Data items:
################

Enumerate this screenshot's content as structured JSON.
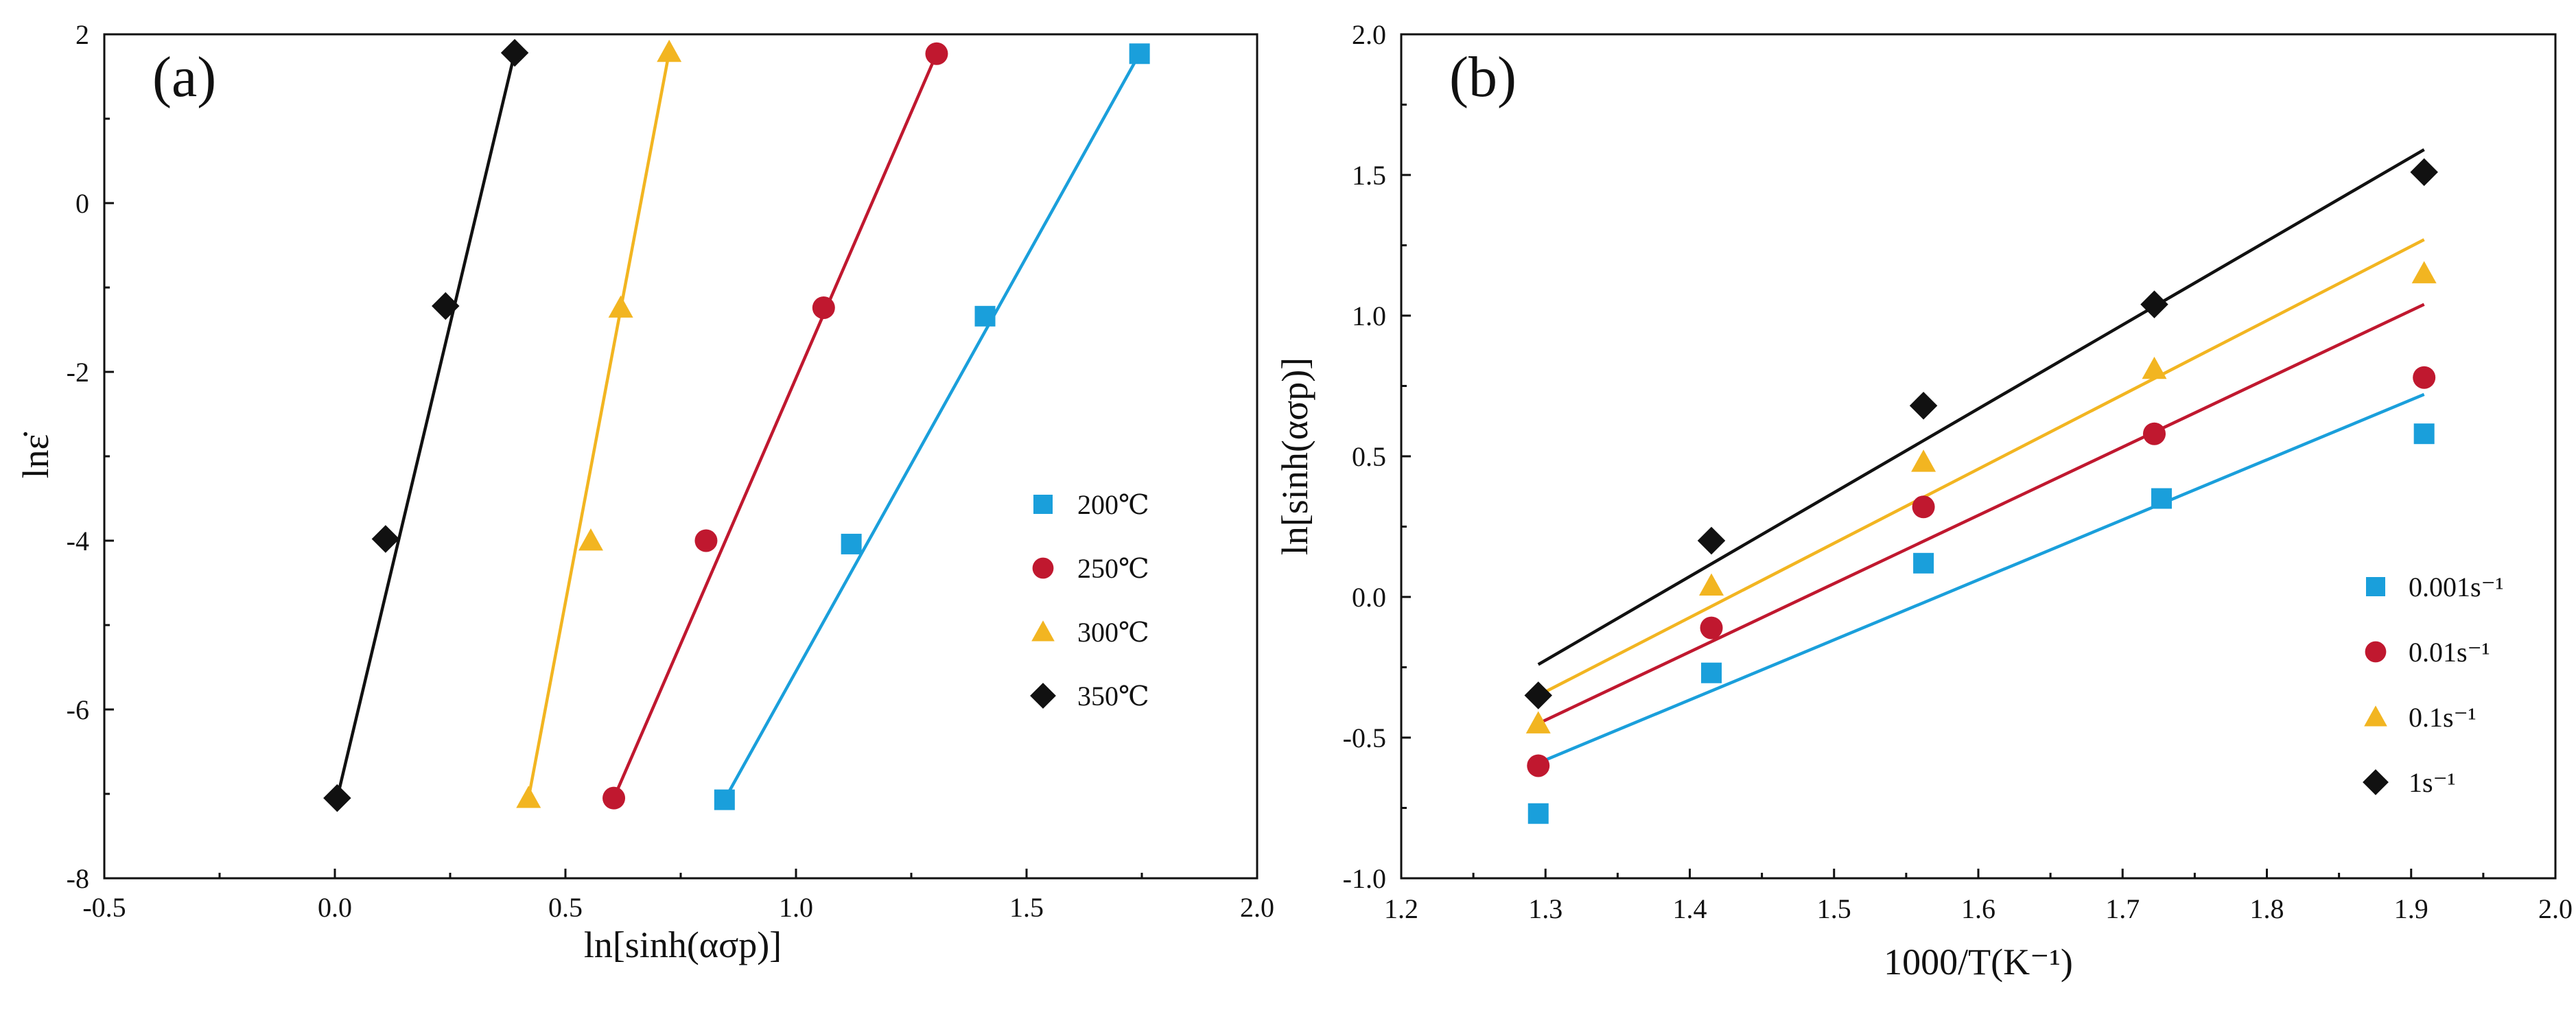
{
  "chart_data": [
    {
      "type": "scatter",
      "panel_label": "(a)",
      "xlabel": "ln[sinh(ασp)]",
      "ylabel": "lnε̇",
      "xlim": [
        -0.5,
        2.0
      ],
      "ylim": [
        -8,
        2
      ],
      "x_major_ticks": [
        -0.5,
        0.0,
        0.5,
        1.0,
        1.5,
        2.0
      ],
      "x_tick_labels": [
        "-0.5",
        "0.0",
        "0.5",
        "1.0",
        "1.5",
        "2.0"
      ],
      "y_major_ticks": [
        -8,
        -6,
        -4,
        -2,
        0,
        2
      ],
      "y_tick_labels": [
        "-8",
        "-6",
        "-4",
        "-2",
        "0",
        "2"
      ],
      "grid": false,
      "legend_position": "right-middle",
      "series": [
        {
          "name": "200℃",
          "marker": "square",
          "color": "#1a9fdb",
          "x": [
            0.845,
            1.12,
            1.41,
            1.745
          ],
          "y": [
            -7.07,
            -4.04,
            -1.34,
            1.77
          ],
          "fit_line": [
            [
              0.845,
              -7.07
            ],
            [
              1.745,
              1.77
            ]
          ]
        },
        {
          "name": "250℃",
          "marker": "circle",
          "color": "#c0182f",
          "x": [
            0.605,
            0.805,
            1.06,
            1.305
          ],
          "y": [
            -7.05,
            -4.0,
            -1.24,
            1.77
          ],
          "fit_line": [
            [
              0.605,
              -7.05
            ],
            [
              1.305,
              1.77
            ]
          ]
        },
        {
          "name": "300℃",
          "marker": "triangle",
          "color": "#f2b521",
          "x": [
            0.42,
            0.555,
            0.62,
            0.725
          ],
          "y": [
            -7.05,
            -4.0,
            -1.24,
            1.79
          ],
          "fit_line": [
            [
              0.42,
              -7.05
            ],
            [
              0.725,
              1.79
            ]
          ]
        },
        {
          "name": "350℃",
          "marker": "diamond",
          "color": "#111111",
          "x": [
            0.005,
            0.11,
            0.24,
            0.39
          ],
          "y": [
            -7.05,
            -3.98,
            -1.22,
            1.78
          ],
          "fit_line": [
            [
              0.005,
              -7.05
            ],
            [
              0.39,
              1.78
            ]
          ]
        }
      ]
    },
    {
      "type": "scatter",
      "panel_label": "(b)",
      "xlabel": "1000/T(K⁻¹)",
      "ylabel": "ln[sinh(ασp)]",
      "xlim": [
        1.2,
        2.0
      ],
      "ylim": [
        -1.0,
        2.0
      ],
      "x_major_ticks": [
        1.2,
        1.3,
        1.4,
        1.5,
        1.6,
        1.7,
        1.8,
        1.9,
        2.0
      ],
      "x_tick_labels": [
        "1.2",
        "1.3",
        "1.4",
        "1.5",
        "1.6",
        "1.7",
        "1.8",
        "1.9",
        "2.0"
      ],
      "y_major_ticks": [
        -1.0,
        -0.5,
        0.0,
        0.5,
        1.0,
        1.5,
        2.0
      ],
      "y_tick_labels": [
        "-1.0",
        "-0.5",
        "0.0",
        "0.5",
        "1.0",
        "1.5",
        "2.0"
      ],
      "grid": false,
      "legend_position": "right-lower",
      "series": [
        {
          "name": "0.001s⁻¹",
          "marker": "square",
          "color": "#1a9fdb",
          "x": [
            1.295,
            1.415,
            1.562,
            1.727,
            1.909
          ],
          "y": [
            -0.77,
            -0.27,
            0.12,
            0.35,
            0.58
          ],
          "fit_line": [
            [
              1.295,
              -0.59
            ],
            [
              1.909,
              0.72
            ]
          ]
        },
        {
          "name": "0.01s⁻¹",
          "marker": "circle",
          "color": "#c0182f",
          "x": [
            1.295,
            1.415,
            1.562,
            1.722,
            1.909
          ],
          "y": [
            -0.6,
            -0.11,
            0.32,
            0.58,
            0.78
          ],
          "fit_line": [
            [
              1.295,
              -0.45
            ],
            [
              1.909,
              1.04
            ]
          ]
        },
        {
          "name": "0.1s⁻¹",
          "marker": "triangle",
          "color": "#f2b521",
          "x": [
            1.295,
            1.415,
            1.562,
            1.722,
            1.909
          ],
          "y": [
            -0.45,
            0.04,
            0.48,
            0.81,
            1.15
          ],
          "fit_line": [
            [
              1.295,
              -0.35
            ],
            [
              1.909,
              1.27
            ]
          ]
        },
        {
          "name": "1s⁻¹",
          "marker": "diamond",
          "color": "#111111",
          "x": [
            1.295,
            1.415,
            1.562,
            1.722,
            1.909
          ],
          "y": [
            -0.35,
            0.2,
            0.68,
            1.04,
            1.51
          ],
          "fit_line": [
            [
              1.295,
              -0.24
            ],
            [
              1.909,
              1.59
            ]
          ]
        }
      ]
    }
  ]
}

################

Stated exercise: Write the records above out again exactly, with no pictures in your copy.

Answer for the task:
Enumerate this screenshot's content as structured JSON.
{
  "chart_data": [
    {
      "type": "scatter",
      "panel_label": "(a)",
      "xlabel": "ln[sinh(ασp)]",
      "ylabel": "lnε̇",
      "xlim": [
        -0.5,
        2.0
      ],
      "ylim": [
        -8,
        2
      ],
      "x_major_ticks": [
        -0.5,
        0.0,
        0.5,
        1.0,
        1.5,
        2.0
      ],
      "x_tick_labels": [
        "-0.5",
        "0.0",
        "0.5",
        "1.0",
        "1.5",
        "2.0"
      ],
      "y_major_ticks": [
        -8,
        -6,
        -4,
        -2,
        0,
        2
      ],
      "y_tick_labels": [
        "-8",
        "-6",
        "-4",
        "-2",
        "0",
        "2"
      ],
      "grid": false,
      "legend_position": "right-middle",
      "series": [
        {
          "name": "200℃",
          "marker": "square",
          "color": "#1a9fdb",
          "x": [
            0.845,
            1.12,
            1.41,
            1.745
          ],
          "y": [
            -7.07,
            -4.04,
            -1.34,
            1.77
          ],
          "fit_line": [
            [
              0.845,
              -7.07
            ],
            [
              1.745,
              1.77
            ]
          ]
        },
        {
          "name": "250℃",
          "marker": "circle",
          "color": "#c0182f",
          "x": [
            0.605,
            0.805,
            1.06,
            1.305
          ],
          "y": [
            -7.05,
            -4.0,
            -1.24,
            1.77
          ],
          "fit_line": [
            [
              0.605,
              -7.05
            ],
            [
              1.305,
              1.77
            ]
          ]
        },
        {
          "name": "300℃",
          "marker": "triangle",
          "color": "#f2b521",
          "x": [
            0.42,
            0.555,
            0.62,
            0.725
          ],
          "y": [
            -7.05,
            -4.0,
            -1.24,
            1.79
          ],
          "fit_line": [
            [
              0.42,
              -7.05
            ],
            [
              0.725,
              1.79
            ]
          ]
        },
        {
          "name": "350℃",
          "marker": "diamond",
          "color": "#111111",
          "x": [
            0.005,
            0.11,
            0.24,
            0.39
          ],
          "y": [
            -7.05,
            -3.98,
            -1.22,
            1.78
          ],
          "fit_line": [
            [
              0.005,
              -7.05
            ],
            [
              0.39,
              1.78
            ]
          ]
        }
      ]
    },
    {
      "type": "scatter",
      "panel_label": "(b)",
      "xlabel": "1000/T(K⁻¹)",
      "ylabel": "ln[sinh(ασp)]",
      "xlim": [
        1.2,
        2.0
      ],
      "ylim": [
        -1.0,
        2.0
      ],
      "x_major_ticks": [
        1.2,
        1.3,
        1.4,
        1.5,
        1.6,
        1.7,
        1.8,
        1.9,
        2.0
      ],
      "x_tick_labels": [
        "1.2",
        "1.3",
        "1.4",
        "1.5",
        "1.6",
        "1.7",
        "1.8",
        "1.9",
        "2.0"
      ],
      "y_major_ticks": [
        -1.0,
        -0.5,
        0.0,
        0.5,
        1.0,
        1.5,
        2.0
      ],
      "y_tick_labels": [
        "-1.0",
        "-0.5",
        "0.0",
        "0.5",
        "1.0",
        "1.5",
        "2.0"
      ],
      "grid": false,
      "legend_position": "right-lower",
      "series": [
        {
          "name": "0.001s⁻¹",
          "marker": "square",
          "color": "#1a9fdb",
          "x": [
            1.295,
            1.415,
            1.562,
            1.727,
            1.909
          ],
          "y": [
            -0.77,
            -0.27,
            0.12,
            0.35,
            0.58
          ],
          "fit_line": [
            [
              1.295,
              -0.59
            ],
            [
              1.909,
              0.72
            ]
          ]
        },
        {
          "name": "0.01s⁻¹",
          "marker": "circle",
          "color": "#c0182f",
          "x": [
            1.295,
            1.415,
            1.562,
            1.722,
            1.909
          ],
          "y": [
            -0.6,
            -0.11,
            0.32,
            0.58,
            0.78
          ],
          "fit_line": [
            [
              1.295,
              -0.45
            ],
            [
              1.909,
              1.04
            ]
          ]
        },
        {
          "name": "0.1s⁻¹",
          "marker": "triangle",
          "color": "#f2b521",
          "x": [
            1.295,
            1.415,
            1.562,
            1.722,
            1.909
          ],
          "y": [
            -0.45,
            0.04,
            0.48,
            0.81,
            1.15
          ],
          "fit_line": [
            [
              1.295,
              -0.35
            ],
            [
              1.909,
              1.27
            ]
          ]
        },
        {
          "name": "1s⁻¹",
          "marker": "diamond",
          "color": "#111111",
          "x": [
            1.295,
            1.415,
            1.562,
            1.722,
            1.909
          ],
          "y": [
            -0.35,
            0.2,
            0.68,
            1.04,
            1.51
          ],
          "fit_line": [
            [
              1.295,
              -0.24
            ],
            [
              1.909,
              1.59
            ]
          ]
        }
      ]
    }
  ]
}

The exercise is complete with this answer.